Instructions for the task:
Please rewrite the records from the start through the line with "menu-separator — [47, 269, 357, 270]", changing "envelope-icon" to "mail-icon" and keeping everything else the same.

Items listed in a dataset:
++++++

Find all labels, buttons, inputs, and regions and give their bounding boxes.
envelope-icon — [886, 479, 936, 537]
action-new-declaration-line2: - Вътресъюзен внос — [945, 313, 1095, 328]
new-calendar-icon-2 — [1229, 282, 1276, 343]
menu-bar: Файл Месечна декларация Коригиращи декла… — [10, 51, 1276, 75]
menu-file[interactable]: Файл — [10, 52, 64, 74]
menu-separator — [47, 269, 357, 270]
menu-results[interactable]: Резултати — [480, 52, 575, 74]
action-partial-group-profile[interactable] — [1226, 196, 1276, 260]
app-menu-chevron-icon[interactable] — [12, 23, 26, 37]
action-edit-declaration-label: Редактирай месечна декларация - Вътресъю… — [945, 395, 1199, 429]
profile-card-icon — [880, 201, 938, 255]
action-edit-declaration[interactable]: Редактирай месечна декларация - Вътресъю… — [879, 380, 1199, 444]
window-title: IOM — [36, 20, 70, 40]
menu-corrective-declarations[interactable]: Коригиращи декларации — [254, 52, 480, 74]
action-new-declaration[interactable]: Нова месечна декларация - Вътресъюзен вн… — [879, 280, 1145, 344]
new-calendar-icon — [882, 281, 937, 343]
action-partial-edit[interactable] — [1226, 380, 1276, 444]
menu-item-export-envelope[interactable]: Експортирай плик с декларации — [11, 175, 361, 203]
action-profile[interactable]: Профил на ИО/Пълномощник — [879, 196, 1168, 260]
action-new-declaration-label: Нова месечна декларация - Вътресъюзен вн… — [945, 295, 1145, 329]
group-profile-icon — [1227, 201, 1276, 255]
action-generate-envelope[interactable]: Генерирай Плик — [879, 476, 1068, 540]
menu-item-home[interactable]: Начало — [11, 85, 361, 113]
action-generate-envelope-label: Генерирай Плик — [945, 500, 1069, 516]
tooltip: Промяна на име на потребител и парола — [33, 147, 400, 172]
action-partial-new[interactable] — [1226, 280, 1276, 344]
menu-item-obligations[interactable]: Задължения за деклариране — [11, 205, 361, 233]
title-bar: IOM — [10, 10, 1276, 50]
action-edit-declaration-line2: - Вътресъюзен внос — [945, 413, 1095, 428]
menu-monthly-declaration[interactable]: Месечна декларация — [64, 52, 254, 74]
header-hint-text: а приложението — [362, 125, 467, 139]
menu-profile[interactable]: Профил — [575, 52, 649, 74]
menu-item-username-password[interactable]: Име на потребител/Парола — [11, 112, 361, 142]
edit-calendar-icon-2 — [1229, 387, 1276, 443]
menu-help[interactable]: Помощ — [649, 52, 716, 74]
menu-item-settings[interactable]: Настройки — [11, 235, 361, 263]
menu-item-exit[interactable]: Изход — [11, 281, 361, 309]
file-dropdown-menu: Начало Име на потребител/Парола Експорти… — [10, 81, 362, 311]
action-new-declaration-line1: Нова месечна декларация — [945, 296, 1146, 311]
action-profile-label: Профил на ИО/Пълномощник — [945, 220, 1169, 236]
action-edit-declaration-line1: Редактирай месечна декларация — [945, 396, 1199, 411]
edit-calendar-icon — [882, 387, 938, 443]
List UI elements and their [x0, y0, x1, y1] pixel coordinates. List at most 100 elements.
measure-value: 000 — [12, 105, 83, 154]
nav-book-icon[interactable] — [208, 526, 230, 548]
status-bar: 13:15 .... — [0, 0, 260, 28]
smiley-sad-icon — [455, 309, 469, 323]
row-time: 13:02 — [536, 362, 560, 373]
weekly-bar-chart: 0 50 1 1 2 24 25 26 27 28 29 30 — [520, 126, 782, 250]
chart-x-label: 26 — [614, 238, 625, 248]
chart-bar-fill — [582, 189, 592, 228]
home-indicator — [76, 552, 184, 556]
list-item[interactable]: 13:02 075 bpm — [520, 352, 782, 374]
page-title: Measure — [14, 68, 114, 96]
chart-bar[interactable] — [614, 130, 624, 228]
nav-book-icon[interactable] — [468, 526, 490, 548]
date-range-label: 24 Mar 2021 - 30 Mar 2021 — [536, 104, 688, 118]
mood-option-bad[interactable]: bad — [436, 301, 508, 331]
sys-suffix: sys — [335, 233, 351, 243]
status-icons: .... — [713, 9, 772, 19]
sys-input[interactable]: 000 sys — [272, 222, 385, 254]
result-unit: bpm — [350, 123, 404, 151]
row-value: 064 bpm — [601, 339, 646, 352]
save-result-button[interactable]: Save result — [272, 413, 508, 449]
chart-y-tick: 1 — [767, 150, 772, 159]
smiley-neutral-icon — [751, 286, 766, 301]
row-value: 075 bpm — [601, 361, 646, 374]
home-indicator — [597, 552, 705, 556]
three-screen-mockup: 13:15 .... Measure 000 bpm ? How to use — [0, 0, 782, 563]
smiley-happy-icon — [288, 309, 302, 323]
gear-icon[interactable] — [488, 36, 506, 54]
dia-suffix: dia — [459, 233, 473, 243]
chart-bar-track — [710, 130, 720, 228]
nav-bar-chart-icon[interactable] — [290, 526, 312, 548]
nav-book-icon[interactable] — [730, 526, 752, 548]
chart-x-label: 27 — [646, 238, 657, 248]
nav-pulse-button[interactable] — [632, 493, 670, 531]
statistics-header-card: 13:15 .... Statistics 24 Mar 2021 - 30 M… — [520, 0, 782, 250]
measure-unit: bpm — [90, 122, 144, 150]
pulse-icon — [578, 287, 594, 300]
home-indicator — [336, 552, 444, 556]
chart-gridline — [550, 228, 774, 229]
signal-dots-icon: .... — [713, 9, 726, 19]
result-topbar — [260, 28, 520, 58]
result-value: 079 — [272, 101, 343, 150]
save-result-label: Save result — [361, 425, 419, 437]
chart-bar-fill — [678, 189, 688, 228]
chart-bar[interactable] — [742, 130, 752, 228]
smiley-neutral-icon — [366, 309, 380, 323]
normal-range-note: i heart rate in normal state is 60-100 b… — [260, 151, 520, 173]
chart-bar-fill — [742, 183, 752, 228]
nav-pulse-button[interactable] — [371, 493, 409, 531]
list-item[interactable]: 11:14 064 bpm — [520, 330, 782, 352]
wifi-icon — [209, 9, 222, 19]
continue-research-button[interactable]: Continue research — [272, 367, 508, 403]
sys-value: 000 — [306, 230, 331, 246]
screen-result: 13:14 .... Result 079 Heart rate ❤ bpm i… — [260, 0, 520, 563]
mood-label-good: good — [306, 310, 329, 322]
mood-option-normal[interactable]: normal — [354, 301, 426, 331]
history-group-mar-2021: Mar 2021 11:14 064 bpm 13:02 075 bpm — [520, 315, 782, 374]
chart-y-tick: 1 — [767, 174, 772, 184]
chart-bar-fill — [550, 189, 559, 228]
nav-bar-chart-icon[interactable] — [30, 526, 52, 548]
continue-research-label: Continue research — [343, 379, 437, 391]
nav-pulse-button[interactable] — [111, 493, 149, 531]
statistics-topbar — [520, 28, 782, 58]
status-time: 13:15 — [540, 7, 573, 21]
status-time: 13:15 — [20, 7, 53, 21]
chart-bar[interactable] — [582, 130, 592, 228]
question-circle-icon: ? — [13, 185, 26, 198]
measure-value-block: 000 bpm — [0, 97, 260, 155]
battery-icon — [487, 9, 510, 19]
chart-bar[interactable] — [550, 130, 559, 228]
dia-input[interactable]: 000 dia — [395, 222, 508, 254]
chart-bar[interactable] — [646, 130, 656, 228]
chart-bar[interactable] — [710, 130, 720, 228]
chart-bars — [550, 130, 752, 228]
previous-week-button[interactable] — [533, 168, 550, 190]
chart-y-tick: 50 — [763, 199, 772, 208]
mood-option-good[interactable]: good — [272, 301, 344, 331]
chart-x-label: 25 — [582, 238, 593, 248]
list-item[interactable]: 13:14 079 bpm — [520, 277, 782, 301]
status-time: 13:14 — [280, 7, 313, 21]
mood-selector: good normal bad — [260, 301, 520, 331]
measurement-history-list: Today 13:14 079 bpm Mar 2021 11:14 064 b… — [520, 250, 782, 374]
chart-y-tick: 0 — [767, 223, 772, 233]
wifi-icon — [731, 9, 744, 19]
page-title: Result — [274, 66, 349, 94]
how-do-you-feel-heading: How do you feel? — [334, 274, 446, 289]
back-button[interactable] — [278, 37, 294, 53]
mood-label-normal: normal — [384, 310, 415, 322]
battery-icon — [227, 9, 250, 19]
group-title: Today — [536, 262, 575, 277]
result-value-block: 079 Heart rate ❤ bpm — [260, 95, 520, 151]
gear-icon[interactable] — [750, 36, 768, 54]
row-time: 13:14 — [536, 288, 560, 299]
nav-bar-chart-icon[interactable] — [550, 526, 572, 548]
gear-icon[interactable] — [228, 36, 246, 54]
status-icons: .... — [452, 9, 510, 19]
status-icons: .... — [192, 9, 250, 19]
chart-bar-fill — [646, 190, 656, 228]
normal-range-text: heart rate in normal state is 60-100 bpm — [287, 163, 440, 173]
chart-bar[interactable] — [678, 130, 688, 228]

++++++

The solution:
Find all labels, buttons, inputs, and regions and give their bounding boxes.
mail-icon — [886, 479, 936, 537]
action-new-declaration-line2: - Вътресъюзен внос — [945, 313, 1095, 328]
new-calendar-icon-2 — [1229, 282, 1276, 343]
menu-bar: Файл Месечна декларация Коригиращи декла… — [10, 51, 1276, 75]
menu-file[interactable]: Файл — [10, 52, 64, 74]
menu-separator — [47, 269, 357, 270]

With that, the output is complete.